Exactly as given, repeat all of the entries.

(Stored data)
———

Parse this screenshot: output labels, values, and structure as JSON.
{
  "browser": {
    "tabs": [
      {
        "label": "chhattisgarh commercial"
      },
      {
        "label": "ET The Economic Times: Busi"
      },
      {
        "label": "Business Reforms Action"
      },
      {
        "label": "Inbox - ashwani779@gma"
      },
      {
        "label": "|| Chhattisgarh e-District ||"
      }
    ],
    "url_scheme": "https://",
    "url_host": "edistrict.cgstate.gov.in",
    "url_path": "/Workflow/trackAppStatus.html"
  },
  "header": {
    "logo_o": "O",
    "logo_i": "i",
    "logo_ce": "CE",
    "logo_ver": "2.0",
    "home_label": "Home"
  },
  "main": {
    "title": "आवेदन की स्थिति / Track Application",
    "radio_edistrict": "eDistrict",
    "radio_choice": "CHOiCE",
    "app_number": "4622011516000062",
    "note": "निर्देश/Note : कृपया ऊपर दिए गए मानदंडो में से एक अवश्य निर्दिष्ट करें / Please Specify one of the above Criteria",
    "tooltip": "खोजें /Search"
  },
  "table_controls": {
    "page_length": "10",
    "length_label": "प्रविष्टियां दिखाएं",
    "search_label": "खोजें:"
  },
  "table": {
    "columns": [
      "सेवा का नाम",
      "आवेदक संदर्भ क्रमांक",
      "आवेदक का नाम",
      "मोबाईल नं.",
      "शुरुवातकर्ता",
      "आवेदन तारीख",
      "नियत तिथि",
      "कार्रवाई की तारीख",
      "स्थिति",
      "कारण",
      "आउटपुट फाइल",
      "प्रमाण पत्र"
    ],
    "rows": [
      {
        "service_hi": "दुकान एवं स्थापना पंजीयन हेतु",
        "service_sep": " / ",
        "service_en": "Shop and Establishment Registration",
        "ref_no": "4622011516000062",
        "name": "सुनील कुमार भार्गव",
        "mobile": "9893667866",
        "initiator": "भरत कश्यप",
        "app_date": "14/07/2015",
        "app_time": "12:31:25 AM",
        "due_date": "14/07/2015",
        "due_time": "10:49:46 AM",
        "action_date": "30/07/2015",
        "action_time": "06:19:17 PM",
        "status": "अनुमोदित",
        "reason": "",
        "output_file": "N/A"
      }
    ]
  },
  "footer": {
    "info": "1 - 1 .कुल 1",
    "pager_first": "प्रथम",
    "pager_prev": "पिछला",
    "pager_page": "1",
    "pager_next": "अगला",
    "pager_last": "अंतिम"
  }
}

———

**Exercise response:**
Parse this screenshot: output labels, values, and structure as JSON.
{
  "browser": {
    "tabs": [
      {
        "label": "chhattisgarh commercial"
      },
      {
        "label": "ET The Economic Times: Busi"
      },
      {
        "label": "Business Reforms Action"
      },
      {
        "label": "Inbox - ashwani779@gma"
      },
      {
        "label": "|| Chhattisgarh e-District ||"
      }
    ],
    "url_scheme": "https://",
    "url_host": "edistrict.cgstate.gov.in",
    "url_path": "/Workflow/trackAppStatus.html"
  },
  "header": {
    "logo_o": "O",
    "logo_i": "i",
    "logo_ce": "CE",
    "logo_ver": "2.0",
    "home_label": "Home"
  },
  "main": {
    "title": "आवेदन की स्थिति / Track Application",
    "radio_edistrict": "eDistrict",
    "radio_choice": "CHOiCE",
    "app_number": "4622011516000062",
    "note": "निर्देश/Note : कृपया ऊपर दिए गए मानदंडो में से एक अवश्य निर्दिष्ट करें / Please Specify one of the above Criteria",
    "tooltip": "खोजें /Search"
  },
  "table_controls": {
    "page_length": "10",
    "length_label": "प्रविष्टियां दिखाएं",
    "search_label": "खोजें:"
  },
  "table": {
    "columns": [
      "सेवा का नाम",
      "आवेदक संदर्भ क्रमांक",
      "आवेदक का नाम",
      "मोबाईल नं.",
      "शुरुवातकर्ता",
      "आवेदन तारीख",
      "नियत तिथि",
      "कार्रवाई की तारीख",
      "स्थिति",
      "कारण",
      "आउटपुट फाइल",
      "प्रमाण पत्र"
    ],
    "rows": [
      {
        "service_hi": "दुकान एवं स्थापना पंजीयन हेतु",
        "service_sep": " / ",
        "service_en": "Shop and Establishment Registration",
        "ref_no": "4622011516000062",
        "name": "सुनील कुमार भार्गव",
        "mobile": "9893667866",
        "initiator": "भरत कश्यप",
        "app_date": "14/07/2015",
        "app_time": "12:31:25 AM",
        "due_date": "14/07/2015",
        "due_time": "10:49:46 AM",
        "action_date": "30/07/2015",
        "action_time": "06:19:17 PM",
        "status": "अनुमोदित",
        "reason": "",
        "output_file": "N/A"
      }
    ]
  },
  "footer": {
    "info": "1 - 1 .कुल 1",
    "pager_first": "प्रथम",
    "pager_prev": "पिछला",
    "pager_page": "1",
    "pager_next": "अगला",
    "pager_last": "अंतिम"
  }
}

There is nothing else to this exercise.